> [Given information]

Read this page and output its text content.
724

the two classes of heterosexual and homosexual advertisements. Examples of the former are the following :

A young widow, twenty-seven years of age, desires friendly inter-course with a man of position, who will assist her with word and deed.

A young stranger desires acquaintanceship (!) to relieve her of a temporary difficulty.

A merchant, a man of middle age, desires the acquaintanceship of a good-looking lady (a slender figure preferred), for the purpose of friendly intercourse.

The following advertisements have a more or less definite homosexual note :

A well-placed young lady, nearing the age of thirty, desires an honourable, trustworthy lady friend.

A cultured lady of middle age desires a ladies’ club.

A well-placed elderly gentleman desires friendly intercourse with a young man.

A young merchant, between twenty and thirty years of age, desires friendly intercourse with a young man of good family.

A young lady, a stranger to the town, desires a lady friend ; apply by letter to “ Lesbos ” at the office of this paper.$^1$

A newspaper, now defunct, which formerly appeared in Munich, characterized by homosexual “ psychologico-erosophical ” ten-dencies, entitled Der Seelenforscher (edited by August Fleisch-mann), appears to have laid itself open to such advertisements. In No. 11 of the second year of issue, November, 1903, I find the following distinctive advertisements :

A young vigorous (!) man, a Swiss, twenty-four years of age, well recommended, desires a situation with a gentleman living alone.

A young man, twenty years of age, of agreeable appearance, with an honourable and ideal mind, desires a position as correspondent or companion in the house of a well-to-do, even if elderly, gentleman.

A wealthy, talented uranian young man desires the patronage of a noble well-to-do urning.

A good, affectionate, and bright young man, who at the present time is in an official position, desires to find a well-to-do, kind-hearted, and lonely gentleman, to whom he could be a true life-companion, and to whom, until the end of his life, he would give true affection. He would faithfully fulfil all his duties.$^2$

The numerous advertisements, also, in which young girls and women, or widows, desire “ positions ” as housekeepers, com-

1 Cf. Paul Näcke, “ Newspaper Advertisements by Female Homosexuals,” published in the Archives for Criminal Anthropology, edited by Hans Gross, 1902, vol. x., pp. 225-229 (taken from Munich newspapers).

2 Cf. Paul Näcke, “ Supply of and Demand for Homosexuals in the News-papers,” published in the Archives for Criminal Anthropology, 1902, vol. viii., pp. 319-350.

> [Task] Exactly as shown above, return every record.

> [Output]
Read this page and output its text content.
724

the two classes of heterosexual and homosexual advertisements. Examples of the former are the following :

A young widow, twenty-seven years of age, desires friendly inter-course with a man of position, who will assist her with word and deed.

A young stranger desires acquaintanceship (!) to relieve her of a temporary difficulty.

A merchant, a man of middle age, desires the acquaintanceship of a good-looking lady (a slender figure preferred), for the purpose of friendly intercourse.

The following advertisements have a more or less definite homosexual note :

A well-placed young lady, nearing the age of thirty, desires an honourable, trustworthy lady friend.

A cultured lady of middle age desires a ladies’ club.

A well-placed elderly gentleman desires friendly intercourse with a young man.

A young merchant, between twenty and thirty years of age, desires friendly intercourse with a young man of good family.

A young lady, a stranger to the town, desires a lady friend ; apply by letter to “ Lesbos ” at the office of this paper.$^1$

A newspaper, now defunct, which formerly appeared in Munich, characterized by homosexual “ psychologico-erosophical ” ten-dencies, entitled Der Seelenforscher (edited by August Fleisch-mann), appears to have laid itself open to such advertisements. In No. 11 of the second year of issue, November, 1903, I find the following distinctive advertisements :

A young vigorous (!) man, a Swiss, twenty-four years of age, well recommended, desires a situation with a gentleman living alone.

A young man, twenty years of age, of agreeable appearance, with an honourable and ideal mind, desires a position as correspondent or companion in the house of a well-to-do, even if elderly, gentleman.

A wealthy, talented uranian young man desires the patronage of a noble well-to-do urning.

A good, affectionate, and bright young man, who at the present time is in an official position, desires to find a well-to-do, kind-hearted, and lonely gentleman, to whom he could be a true life-companion, and to whom, until the end of his life, he would give true affection. He would faithfully fulfil all his duties.$^2$

The numerous advertisements, also, in which young girls and women, or widows, desire “ positions ” as housekeepers, com-

1 Cf. Paul Näcke, “ Newspaper Advertisements by Female Homosexuals,” published in the Archives for Criminal Anthropology, edited by Hans Gross, 1902, vol. x., pp. 225-229 (taken from Munich newspapers).

2 Cf. Paul Näcke, “ Supply of and Demand for Homosexuals in the News-papers,” published in the Archives for Criminal Anthropology, 1902, vol. viii., pp. 319-350.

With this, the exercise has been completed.